**TASK REQUIREMENTS**
A. Answer these questions using the article on adding Microsoft Entra ID to Block 64 discovery:
(i) What has Active Directory historically been used as during discovery?
(ii) Which two types of deployment can users select after installing the Block 64 Application and confirming their email address?
(iii) Which type of deployment should be used by someone with two separate sets of credentials?
B. Write the next part of the article on adding Microsoft Entra ID to Block 64 discovery, picking up after its final sentence.

**TEXT UNDER STUDY**

──────

Block 64 continues to add to our discovery capabilities. Historically, Active Directory has been used a benchmarking tool during discovery. By pulling back the data from a customer’s Active Directory, Block 64 is able to have an initial list of devices that we would expect to be a part of the inventory. By cross-referencing Active Directory with what has been discovered we can understand what percentage of the environment has been scanned, and proactively discover where there may be issues that require troubleshooting.
These capabilities have now been expanded to include Microsoft Entra ID. Microsoft Entra ID has seen an increased market presence and so being able to discover Microsoft Entra ID is an important addition to Block 64’s discovery capabilities.
This Article will outline how to add Microsoft Entra ID to your discovery and some things to note when using Microsoft Entra ID as a benchmark.
How to add Microsoft Entra ID
Microsoft Entra ID is currently discoverable via the Block 64 Application. After installing the application and confirming your email address, users can select either a Simple or Custom deployment.
A simple deployment is used when entering the most common requirements for discovery. Typically this will be a list of IP subnet ranges in scope for discovery, windows credentials, a domain controller, and a customer's Microsoft 365 credentials. For many customers, Microsoft Entra ID Credentials are the same as their Microsoft 365 credentials. Clicking the use same credentials to authenticate Microsoft Entra ID check box will enable both credentials to be authenticated using the same account.
If you have two separate sets of credentials, completing a custom deployment should be used instead. While completing the custom deployment, additional credentials can be entered as required.
If after the initial configuration if you would like to add more credentials into scope, clicking on setting and then credentials can enable you to add in and reauthenticate any additional credentials needed.

──────

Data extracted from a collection
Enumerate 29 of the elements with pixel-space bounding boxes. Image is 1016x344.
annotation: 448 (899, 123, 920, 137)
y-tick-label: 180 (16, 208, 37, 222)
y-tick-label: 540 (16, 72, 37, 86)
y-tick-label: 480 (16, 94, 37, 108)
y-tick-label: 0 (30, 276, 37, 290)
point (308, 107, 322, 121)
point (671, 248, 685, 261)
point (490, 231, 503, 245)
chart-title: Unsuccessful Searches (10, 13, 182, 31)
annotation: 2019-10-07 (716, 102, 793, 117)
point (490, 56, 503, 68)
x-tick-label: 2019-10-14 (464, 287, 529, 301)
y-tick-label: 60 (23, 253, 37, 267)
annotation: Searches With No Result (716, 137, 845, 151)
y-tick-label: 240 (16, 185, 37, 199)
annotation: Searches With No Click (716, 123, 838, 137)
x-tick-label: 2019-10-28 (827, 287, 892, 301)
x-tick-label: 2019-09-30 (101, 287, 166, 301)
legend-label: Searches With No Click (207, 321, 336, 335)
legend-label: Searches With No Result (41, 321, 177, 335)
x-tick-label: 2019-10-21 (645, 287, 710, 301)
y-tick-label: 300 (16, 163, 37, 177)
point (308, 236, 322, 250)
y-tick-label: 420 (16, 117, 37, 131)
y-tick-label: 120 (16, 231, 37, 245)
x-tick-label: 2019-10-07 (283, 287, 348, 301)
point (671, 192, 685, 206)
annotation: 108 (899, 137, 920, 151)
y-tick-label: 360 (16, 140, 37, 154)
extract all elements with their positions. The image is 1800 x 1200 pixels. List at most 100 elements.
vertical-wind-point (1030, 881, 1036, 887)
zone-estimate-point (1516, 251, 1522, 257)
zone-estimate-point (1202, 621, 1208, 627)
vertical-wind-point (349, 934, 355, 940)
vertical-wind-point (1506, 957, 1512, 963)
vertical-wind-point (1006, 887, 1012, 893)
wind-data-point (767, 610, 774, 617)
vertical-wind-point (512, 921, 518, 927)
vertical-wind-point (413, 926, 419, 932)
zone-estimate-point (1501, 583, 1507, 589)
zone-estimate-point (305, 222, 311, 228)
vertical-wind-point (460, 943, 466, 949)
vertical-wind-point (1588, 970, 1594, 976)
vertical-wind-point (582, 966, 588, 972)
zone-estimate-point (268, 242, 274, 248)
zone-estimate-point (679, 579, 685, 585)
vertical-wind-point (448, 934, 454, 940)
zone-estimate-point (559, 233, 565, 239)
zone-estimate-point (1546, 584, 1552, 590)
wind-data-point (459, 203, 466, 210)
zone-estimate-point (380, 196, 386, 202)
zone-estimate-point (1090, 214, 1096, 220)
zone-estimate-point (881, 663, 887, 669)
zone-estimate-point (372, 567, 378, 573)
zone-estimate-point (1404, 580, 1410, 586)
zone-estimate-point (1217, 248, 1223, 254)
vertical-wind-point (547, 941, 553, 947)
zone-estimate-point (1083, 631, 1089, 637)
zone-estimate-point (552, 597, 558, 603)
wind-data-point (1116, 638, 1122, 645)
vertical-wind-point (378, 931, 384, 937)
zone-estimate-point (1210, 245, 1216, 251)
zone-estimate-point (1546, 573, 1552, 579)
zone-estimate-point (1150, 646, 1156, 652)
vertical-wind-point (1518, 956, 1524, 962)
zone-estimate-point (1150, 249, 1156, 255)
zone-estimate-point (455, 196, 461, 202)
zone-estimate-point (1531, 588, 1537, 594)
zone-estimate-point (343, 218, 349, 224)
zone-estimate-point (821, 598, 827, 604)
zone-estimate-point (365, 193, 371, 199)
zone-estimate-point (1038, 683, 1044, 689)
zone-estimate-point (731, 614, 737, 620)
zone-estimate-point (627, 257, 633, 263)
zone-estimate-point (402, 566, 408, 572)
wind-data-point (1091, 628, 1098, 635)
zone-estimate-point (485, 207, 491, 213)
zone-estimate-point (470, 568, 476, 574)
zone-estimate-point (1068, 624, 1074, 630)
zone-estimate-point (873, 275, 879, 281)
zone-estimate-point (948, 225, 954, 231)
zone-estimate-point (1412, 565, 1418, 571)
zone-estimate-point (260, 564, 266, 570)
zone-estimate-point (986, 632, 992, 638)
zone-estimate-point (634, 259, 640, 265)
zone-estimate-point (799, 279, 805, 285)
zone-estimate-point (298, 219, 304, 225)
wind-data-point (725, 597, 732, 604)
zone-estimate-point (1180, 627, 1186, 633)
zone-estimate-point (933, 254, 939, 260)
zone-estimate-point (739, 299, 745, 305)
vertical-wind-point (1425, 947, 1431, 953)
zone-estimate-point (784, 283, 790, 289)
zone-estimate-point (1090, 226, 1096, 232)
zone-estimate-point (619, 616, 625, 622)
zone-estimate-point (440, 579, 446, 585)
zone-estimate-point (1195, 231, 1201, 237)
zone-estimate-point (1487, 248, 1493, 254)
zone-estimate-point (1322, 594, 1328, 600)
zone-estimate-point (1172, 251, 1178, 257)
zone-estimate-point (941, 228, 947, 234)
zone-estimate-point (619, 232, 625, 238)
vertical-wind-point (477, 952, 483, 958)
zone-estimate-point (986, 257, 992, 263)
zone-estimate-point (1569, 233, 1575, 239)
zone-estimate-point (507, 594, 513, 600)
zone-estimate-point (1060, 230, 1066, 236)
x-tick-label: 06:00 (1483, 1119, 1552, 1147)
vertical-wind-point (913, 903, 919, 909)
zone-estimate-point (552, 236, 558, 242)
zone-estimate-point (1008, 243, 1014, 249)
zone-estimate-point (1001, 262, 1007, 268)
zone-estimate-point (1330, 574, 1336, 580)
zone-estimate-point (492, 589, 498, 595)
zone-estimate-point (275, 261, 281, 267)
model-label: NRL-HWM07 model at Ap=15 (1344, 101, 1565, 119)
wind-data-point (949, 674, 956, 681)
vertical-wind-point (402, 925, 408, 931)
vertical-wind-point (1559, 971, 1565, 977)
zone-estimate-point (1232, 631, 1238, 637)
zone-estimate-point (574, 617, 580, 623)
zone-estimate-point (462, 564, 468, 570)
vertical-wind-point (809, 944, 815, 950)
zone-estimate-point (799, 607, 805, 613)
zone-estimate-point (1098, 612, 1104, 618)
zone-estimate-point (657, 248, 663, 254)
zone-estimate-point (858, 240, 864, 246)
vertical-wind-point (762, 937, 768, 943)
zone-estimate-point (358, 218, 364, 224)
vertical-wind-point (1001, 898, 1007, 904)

──────

**EXPECTED RESULTS**
A.
(i) A benchmarking tool.
(ii) A Simple deployment or a Custom deployment.
(iii) A custom deployment.

B.
If an Microsoft Entra ID was added into scope, there are a few things to note when interpreting the data. First, Microsoft Entra IDs are known to have a larger variety of device types in them when compared to a traditional Active Directory. For example, we would expect to see Mobile Devices included in an Microsoft Entra ID, but not in a traditional Microsoft Entra ID. Since Active Directories are used to benchmark the completion percentage, the additional devices could affect the overall completion. The Windows application currently has discovery capabilities for both Windows and Linux devices so filtering to focus on them is recommended.
When viewing the completion chart on the Block 64 discovery application, the count of discovered devices will represent the potentially discoverable devices of Microsoft Entra ID, AD, or both. Drilling down to Microsoft Entra ID is also an option on the Block 64 application. By clicking on device or ad counts, a user can see all devices found in an Microsoft Entra ID
In the Combine, Microsoft Entra ID data can be viewed in the Active Directory section. Since Microsoft Entra ID is showing Active Directory data, it makes sense for the view to be aggregated there. Similarly to the Discovery Application, data shown in this section can make up data from Active Directory, Microsoft Entra ID, or both.